**Written exercise:**
Below are some records. Pull every line that contains the word "text".

**Given records:**
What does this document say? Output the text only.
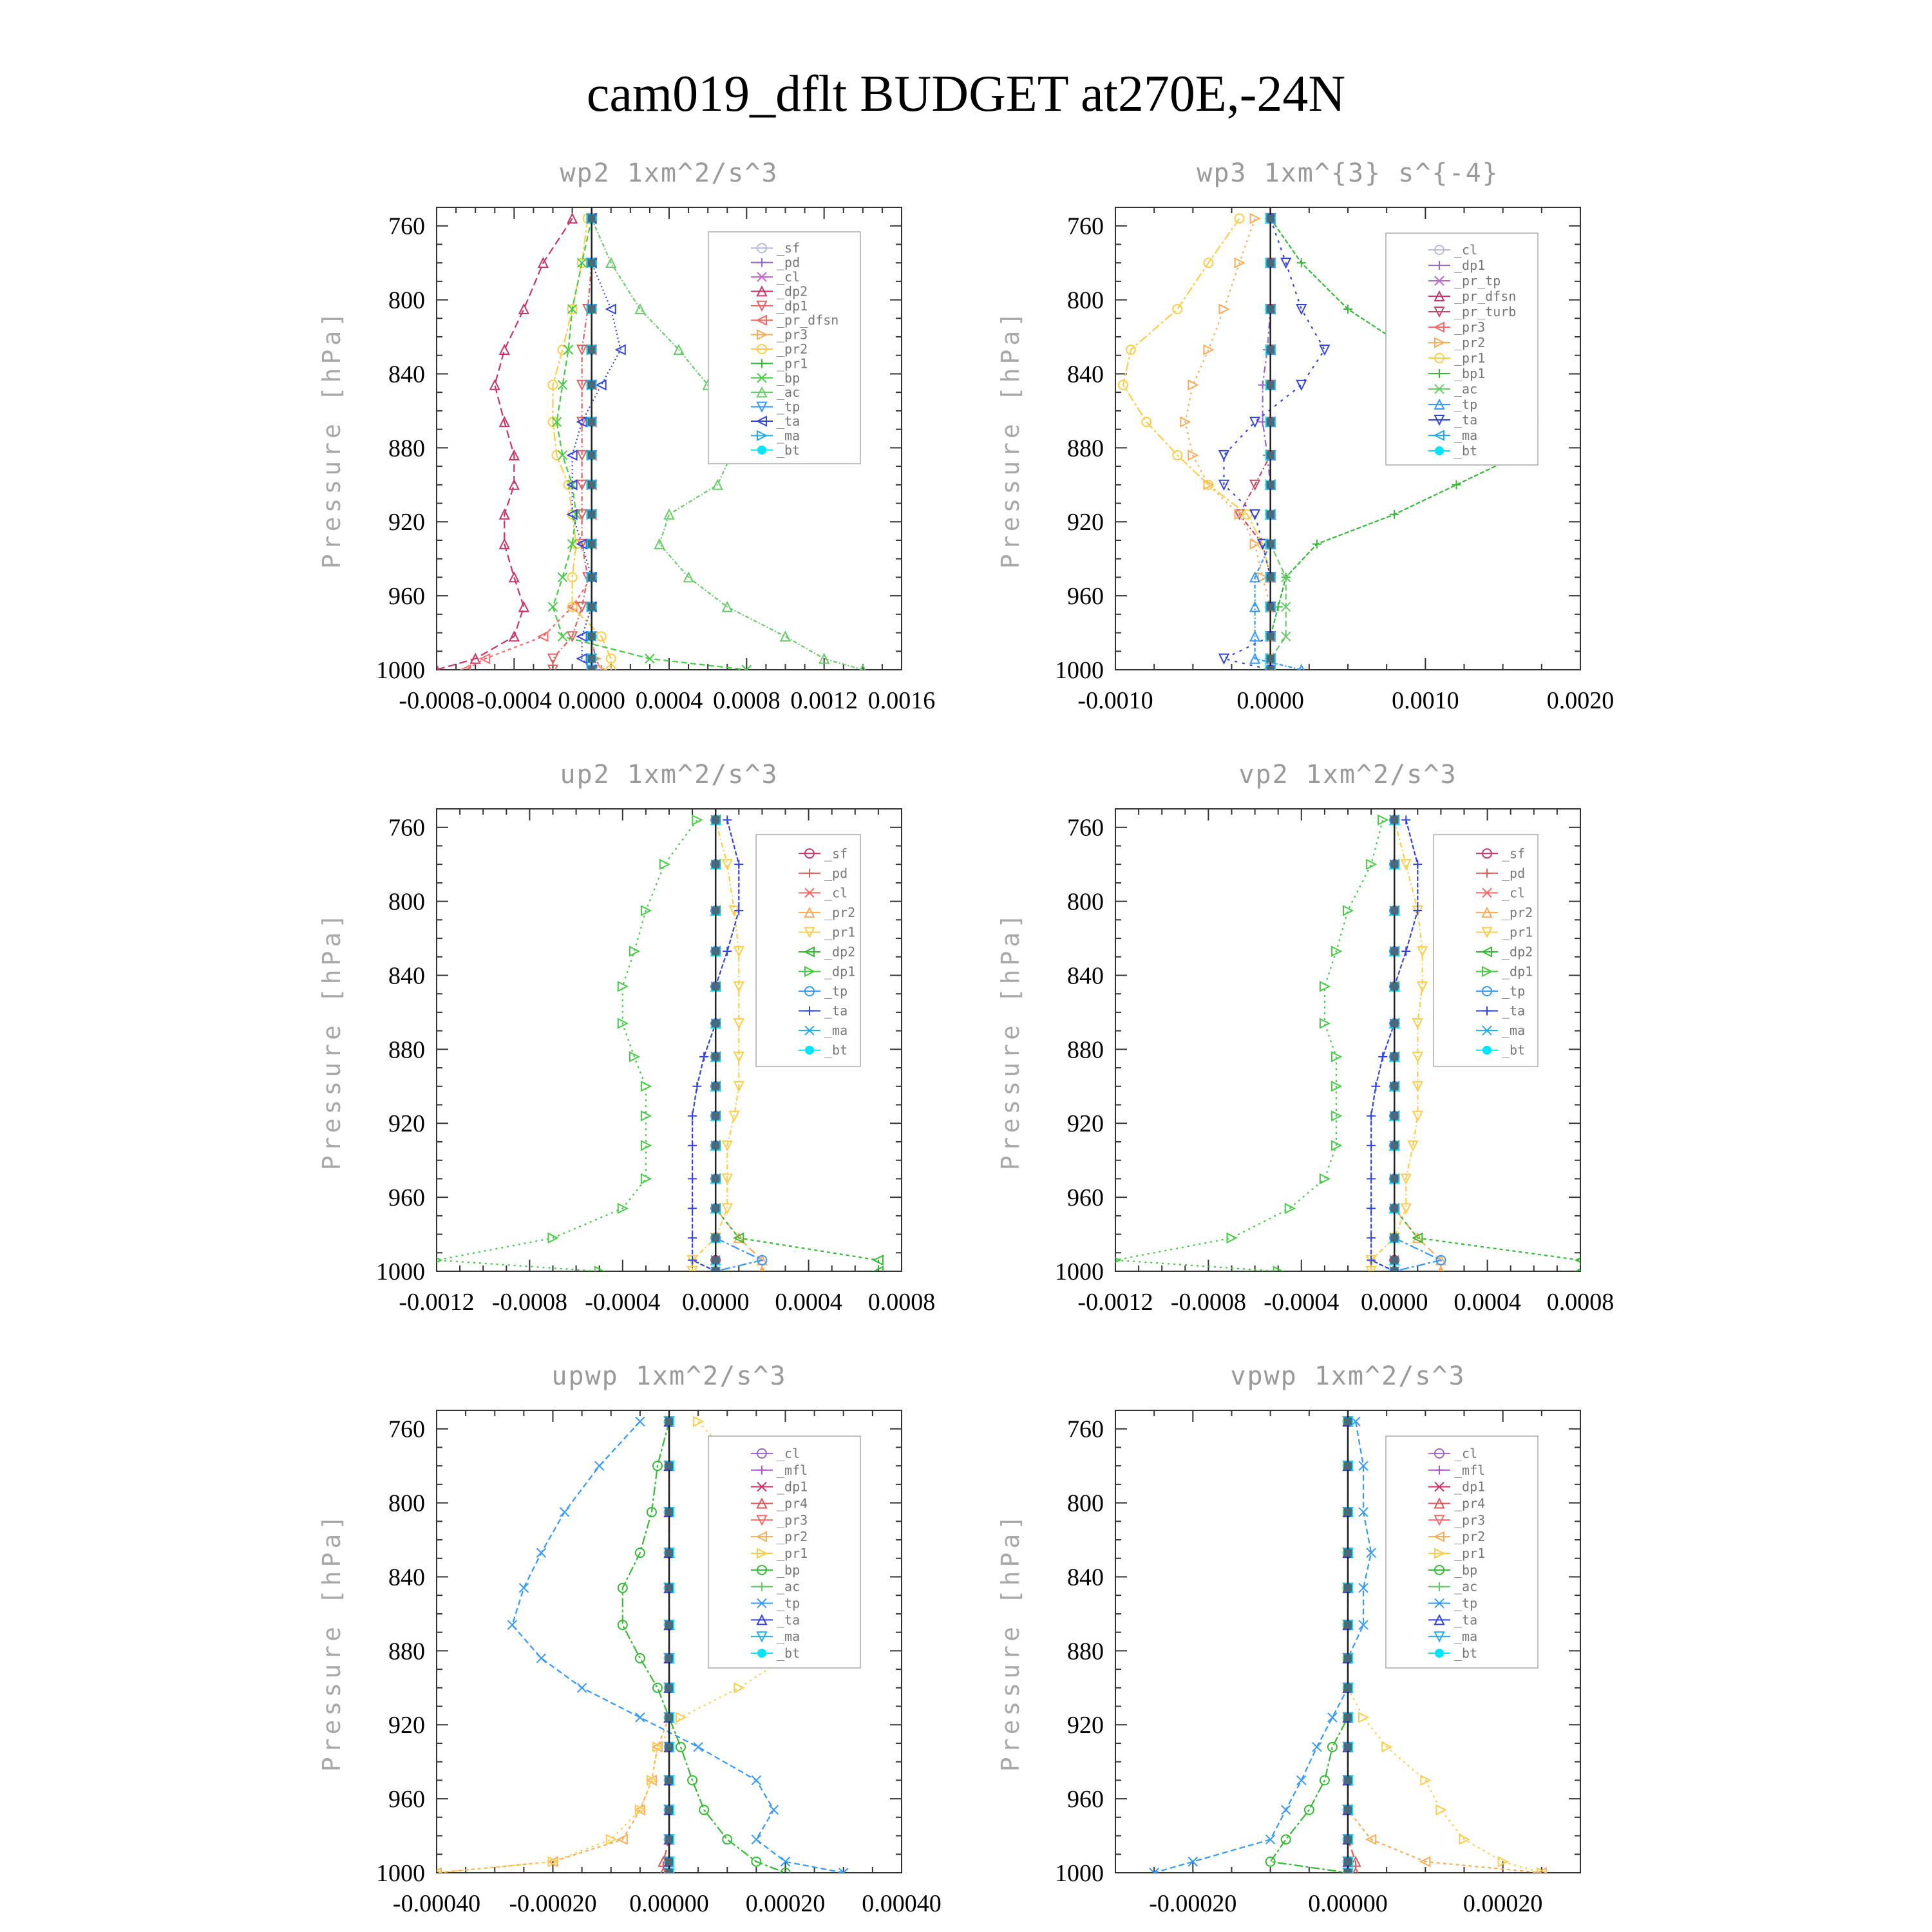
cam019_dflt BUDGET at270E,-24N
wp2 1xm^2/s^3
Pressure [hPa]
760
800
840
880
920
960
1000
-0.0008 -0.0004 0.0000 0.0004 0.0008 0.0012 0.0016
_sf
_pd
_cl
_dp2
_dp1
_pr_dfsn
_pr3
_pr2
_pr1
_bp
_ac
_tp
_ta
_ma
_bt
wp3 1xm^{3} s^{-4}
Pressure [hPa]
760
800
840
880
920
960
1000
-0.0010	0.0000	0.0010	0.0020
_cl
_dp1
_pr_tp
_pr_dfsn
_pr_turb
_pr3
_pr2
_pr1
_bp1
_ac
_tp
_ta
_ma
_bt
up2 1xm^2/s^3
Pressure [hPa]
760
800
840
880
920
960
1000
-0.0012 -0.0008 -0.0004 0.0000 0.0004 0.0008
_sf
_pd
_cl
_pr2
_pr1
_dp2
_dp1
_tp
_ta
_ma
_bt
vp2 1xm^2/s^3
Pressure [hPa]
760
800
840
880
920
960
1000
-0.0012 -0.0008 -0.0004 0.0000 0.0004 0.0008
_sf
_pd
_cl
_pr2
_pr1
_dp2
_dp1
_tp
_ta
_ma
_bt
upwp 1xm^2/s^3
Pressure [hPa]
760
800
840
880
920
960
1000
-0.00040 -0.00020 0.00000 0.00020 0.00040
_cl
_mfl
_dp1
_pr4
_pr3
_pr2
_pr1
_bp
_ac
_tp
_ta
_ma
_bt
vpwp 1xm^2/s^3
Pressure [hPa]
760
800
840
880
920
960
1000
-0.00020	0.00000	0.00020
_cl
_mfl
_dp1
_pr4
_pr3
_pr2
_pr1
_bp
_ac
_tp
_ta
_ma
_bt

==

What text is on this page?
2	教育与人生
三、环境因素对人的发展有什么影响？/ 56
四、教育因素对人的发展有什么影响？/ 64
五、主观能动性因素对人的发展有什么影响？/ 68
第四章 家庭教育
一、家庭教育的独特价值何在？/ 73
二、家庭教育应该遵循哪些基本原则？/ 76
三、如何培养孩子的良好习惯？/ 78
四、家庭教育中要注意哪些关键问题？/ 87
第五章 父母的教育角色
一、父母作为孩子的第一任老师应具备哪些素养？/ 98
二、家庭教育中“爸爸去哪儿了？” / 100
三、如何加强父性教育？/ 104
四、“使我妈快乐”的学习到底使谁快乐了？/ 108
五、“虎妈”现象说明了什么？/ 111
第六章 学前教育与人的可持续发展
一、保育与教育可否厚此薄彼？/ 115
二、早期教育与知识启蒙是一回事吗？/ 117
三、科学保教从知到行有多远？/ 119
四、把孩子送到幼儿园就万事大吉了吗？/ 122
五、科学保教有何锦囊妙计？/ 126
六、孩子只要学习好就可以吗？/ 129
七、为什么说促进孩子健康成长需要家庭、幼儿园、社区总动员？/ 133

**Answer for the task:**
What does this document say? Output the text only.
What text is on this page?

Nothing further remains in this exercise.